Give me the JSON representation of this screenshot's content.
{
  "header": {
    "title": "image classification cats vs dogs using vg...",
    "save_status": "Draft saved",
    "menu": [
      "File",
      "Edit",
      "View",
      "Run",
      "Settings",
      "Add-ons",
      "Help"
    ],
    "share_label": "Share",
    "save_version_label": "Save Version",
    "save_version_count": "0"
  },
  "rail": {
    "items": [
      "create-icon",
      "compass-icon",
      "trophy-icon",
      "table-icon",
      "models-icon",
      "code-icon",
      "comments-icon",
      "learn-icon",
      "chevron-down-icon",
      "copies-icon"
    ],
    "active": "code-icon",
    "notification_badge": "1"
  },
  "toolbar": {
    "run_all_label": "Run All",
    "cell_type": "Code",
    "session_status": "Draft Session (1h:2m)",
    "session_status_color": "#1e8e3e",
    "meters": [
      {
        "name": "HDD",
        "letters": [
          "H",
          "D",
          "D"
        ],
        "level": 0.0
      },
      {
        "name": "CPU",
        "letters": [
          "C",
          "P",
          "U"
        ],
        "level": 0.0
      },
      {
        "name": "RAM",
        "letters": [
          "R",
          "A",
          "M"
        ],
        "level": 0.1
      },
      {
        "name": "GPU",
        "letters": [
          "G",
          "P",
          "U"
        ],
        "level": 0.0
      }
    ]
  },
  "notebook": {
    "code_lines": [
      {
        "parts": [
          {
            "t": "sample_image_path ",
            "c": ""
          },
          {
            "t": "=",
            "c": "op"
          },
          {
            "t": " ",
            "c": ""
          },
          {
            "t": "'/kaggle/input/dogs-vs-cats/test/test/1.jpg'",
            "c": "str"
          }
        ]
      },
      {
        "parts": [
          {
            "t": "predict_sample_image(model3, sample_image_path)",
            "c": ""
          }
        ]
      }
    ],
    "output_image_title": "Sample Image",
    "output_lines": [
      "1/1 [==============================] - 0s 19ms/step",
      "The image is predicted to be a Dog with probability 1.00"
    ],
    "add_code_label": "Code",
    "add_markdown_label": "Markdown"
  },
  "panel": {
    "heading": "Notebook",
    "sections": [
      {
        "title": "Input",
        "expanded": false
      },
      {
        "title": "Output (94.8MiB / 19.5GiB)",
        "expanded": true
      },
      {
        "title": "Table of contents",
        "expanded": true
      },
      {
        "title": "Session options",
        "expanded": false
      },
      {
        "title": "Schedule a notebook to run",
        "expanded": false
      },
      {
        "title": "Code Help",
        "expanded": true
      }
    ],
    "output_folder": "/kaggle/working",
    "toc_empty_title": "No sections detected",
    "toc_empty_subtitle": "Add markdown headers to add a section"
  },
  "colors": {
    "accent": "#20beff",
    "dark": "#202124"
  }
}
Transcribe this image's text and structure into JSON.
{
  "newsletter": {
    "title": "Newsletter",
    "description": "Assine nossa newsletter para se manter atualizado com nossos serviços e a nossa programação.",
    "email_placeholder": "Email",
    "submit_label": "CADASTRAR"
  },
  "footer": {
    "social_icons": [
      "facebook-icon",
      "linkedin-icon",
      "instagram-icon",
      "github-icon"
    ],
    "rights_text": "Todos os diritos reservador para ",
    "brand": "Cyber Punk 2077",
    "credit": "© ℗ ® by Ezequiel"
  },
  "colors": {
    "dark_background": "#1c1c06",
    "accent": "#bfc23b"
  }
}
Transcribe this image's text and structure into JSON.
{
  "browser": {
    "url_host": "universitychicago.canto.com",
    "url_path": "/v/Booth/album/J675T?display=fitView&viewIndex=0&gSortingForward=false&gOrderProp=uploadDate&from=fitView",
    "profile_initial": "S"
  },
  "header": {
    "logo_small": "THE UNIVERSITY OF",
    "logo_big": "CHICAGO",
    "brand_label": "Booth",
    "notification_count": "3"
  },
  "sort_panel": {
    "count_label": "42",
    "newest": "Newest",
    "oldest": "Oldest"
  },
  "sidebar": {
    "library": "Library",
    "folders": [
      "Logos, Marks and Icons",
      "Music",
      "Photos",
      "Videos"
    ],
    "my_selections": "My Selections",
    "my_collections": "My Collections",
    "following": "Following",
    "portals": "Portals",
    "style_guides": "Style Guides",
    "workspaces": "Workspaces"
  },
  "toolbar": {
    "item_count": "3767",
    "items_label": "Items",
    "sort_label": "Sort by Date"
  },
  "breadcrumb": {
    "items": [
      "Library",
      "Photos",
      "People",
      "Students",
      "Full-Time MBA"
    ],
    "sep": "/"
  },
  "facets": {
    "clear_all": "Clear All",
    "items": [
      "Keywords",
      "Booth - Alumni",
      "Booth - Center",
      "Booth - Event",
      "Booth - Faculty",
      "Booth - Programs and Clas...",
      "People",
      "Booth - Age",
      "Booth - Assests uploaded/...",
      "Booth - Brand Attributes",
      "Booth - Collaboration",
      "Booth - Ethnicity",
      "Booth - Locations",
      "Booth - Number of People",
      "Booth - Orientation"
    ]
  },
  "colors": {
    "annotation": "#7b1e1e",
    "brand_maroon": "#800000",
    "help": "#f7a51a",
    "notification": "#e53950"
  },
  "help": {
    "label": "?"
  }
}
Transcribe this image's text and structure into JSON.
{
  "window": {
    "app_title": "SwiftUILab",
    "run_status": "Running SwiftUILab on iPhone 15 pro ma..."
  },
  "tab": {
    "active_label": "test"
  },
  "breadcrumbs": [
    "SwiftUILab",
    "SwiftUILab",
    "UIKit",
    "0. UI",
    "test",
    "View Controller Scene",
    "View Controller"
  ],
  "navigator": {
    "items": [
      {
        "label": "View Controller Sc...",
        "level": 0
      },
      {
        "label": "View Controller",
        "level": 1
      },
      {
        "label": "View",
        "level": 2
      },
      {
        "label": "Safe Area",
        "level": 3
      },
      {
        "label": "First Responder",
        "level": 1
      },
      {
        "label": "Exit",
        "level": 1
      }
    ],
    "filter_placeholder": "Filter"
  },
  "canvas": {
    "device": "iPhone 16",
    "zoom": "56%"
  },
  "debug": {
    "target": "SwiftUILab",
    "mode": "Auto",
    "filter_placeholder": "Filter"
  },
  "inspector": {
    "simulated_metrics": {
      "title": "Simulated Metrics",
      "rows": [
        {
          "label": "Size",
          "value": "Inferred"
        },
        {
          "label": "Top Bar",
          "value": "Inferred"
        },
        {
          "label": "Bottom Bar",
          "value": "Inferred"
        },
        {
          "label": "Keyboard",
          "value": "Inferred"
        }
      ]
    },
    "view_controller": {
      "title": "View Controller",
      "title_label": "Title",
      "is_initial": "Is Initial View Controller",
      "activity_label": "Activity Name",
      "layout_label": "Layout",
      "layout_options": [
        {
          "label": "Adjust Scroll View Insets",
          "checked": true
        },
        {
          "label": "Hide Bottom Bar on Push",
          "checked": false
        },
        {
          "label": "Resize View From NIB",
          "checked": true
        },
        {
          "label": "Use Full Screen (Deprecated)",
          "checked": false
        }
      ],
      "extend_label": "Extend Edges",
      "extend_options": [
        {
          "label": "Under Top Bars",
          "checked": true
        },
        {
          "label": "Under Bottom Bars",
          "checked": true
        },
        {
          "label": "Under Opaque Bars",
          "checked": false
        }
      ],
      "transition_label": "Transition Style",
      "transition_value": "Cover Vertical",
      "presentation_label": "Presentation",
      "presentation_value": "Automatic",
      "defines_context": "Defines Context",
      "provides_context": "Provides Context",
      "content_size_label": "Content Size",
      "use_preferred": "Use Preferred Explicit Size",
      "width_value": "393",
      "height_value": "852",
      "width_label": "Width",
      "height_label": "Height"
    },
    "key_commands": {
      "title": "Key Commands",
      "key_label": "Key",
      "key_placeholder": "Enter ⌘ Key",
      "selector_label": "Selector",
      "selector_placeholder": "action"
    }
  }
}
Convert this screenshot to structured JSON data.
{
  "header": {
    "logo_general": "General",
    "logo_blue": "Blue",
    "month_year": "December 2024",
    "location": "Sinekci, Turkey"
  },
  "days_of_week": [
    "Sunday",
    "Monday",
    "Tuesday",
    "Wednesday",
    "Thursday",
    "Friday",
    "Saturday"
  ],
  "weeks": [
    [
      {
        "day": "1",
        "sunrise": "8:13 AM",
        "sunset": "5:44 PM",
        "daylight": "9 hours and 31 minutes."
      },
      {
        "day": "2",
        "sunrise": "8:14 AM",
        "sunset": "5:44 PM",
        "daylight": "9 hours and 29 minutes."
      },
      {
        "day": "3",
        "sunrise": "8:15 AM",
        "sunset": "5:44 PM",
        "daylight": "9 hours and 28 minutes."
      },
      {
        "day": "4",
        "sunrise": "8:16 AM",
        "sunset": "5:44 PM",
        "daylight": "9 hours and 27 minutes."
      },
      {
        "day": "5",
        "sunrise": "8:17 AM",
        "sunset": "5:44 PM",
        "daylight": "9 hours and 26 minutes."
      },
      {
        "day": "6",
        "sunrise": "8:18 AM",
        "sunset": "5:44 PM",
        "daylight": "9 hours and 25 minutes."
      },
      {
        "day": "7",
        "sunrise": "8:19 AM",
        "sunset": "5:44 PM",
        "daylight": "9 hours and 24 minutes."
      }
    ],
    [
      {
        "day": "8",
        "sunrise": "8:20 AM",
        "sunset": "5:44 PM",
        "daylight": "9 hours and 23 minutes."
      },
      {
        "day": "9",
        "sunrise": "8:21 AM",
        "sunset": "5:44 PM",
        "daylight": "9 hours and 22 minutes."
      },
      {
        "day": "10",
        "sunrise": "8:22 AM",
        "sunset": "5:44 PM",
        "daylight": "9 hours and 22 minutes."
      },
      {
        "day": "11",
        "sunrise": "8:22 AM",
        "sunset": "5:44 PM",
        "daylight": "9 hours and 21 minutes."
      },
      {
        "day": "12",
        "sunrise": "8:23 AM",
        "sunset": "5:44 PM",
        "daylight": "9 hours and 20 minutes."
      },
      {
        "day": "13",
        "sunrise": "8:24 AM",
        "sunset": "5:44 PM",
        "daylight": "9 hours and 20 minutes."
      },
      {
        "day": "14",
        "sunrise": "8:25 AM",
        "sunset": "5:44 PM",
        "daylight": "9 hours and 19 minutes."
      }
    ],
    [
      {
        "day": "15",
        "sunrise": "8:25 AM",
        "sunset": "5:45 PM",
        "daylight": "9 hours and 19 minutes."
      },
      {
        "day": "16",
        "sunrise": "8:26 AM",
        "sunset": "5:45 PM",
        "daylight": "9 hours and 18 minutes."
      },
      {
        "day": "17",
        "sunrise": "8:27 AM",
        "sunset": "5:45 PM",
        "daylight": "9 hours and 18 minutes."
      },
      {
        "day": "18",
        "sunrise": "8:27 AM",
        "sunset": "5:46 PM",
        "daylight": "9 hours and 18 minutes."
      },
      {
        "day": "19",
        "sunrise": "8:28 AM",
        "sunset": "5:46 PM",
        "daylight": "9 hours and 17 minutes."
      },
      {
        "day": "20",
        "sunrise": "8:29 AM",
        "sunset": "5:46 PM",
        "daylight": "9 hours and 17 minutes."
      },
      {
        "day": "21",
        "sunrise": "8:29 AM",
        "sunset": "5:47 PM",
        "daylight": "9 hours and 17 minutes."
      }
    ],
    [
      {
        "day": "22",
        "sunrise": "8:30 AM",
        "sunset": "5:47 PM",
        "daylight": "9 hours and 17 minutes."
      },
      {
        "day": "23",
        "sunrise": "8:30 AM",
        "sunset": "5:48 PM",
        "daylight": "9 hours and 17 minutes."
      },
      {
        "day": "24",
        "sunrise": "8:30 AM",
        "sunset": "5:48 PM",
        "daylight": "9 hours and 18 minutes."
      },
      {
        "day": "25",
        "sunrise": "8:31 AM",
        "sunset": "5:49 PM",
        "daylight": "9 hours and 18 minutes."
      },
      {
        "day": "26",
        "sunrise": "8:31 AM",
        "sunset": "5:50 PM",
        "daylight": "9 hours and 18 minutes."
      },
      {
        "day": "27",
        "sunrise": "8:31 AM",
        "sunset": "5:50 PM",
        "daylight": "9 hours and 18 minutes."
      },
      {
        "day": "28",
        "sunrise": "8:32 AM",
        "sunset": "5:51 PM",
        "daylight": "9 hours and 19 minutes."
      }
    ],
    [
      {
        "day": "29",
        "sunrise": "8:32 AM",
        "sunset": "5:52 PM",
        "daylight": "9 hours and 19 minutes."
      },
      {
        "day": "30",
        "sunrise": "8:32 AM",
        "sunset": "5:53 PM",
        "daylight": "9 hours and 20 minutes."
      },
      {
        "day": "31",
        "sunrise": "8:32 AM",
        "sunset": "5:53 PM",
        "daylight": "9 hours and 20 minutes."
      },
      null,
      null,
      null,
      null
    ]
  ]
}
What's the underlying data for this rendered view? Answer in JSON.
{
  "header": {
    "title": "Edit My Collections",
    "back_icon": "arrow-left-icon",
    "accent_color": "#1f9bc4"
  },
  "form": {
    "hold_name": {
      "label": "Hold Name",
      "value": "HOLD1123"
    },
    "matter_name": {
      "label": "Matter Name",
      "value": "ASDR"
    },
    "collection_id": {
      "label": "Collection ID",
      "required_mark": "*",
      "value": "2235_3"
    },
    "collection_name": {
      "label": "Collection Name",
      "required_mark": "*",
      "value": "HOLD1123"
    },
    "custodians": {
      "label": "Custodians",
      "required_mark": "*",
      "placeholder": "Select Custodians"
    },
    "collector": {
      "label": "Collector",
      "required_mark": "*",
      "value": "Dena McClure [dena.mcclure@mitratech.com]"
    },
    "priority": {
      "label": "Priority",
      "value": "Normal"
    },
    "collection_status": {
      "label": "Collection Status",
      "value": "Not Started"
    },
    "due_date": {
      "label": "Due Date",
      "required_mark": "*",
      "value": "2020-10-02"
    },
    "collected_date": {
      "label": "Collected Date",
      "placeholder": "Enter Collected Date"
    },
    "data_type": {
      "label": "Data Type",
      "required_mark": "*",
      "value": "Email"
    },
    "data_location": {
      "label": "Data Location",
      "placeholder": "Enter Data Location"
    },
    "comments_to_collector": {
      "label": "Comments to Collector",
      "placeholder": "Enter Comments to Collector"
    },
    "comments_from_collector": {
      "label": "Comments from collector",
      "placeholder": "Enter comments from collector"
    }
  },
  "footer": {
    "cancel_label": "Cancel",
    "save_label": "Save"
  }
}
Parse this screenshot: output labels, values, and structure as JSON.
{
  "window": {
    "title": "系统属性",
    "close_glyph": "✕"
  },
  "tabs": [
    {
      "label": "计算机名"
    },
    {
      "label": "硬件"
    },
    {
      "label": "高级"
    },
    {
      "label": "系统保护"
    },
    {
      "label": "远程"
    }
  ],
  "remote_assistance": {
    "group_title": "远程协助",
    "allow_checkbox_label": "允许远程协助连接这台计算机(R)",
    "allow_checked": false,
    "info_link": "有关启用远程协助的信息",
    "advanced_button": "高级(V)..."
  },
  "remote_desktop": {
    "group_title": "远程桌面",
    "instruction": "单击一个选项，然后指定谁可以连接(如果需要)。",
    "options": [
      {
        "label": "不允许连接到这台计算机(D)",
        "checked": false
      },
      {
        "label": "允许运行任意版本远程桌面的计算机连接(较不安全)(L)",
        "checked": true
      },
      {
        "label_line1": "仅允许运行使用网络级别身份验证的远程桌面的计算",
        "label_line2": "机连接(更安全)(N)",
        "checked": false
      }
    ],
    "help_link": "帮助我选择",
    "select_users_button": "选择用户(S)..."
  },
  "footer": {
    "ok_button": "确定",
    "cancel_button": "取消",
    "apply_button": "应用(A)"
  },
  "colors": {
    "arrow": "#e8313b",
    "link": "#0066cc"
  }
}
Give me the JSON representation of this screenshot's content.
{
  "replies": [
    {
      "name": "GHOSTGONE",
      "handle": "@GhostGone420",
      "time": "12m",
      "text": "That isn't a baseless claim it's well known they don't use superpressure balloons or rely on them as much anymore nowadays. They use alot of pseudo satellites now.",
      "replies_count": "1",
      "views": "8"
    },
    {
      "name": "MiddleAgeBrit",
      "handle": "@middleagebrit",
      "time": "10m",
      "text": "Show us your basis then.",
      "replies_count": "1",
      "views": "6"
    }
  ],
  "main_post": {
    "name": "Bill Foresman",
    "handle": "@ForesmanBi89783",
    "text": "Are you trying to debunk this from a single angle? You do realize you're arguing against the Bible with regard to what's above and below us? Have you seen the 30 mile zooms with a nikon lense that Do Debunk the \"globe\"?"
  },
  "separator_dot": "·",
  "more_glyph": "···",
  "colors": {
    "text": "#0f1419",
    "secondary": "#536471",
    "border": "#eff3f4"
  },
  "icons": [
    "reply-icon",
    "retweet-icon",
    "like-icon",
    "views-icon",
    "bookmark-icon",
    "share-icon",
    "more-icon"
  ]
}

====

▶ [What is expected]: Filter out every line that lacks the word "SwiftUILab", and copy the rest.

▶ [Answer for the task]:
    "app_title": "SwiftUILab",
    "run_status": "Running SwiftUILab on iPhone 15 pro ma..."
    "SwiftUILab",
    "SwiftUILab",
    "target": "SwiftUILab",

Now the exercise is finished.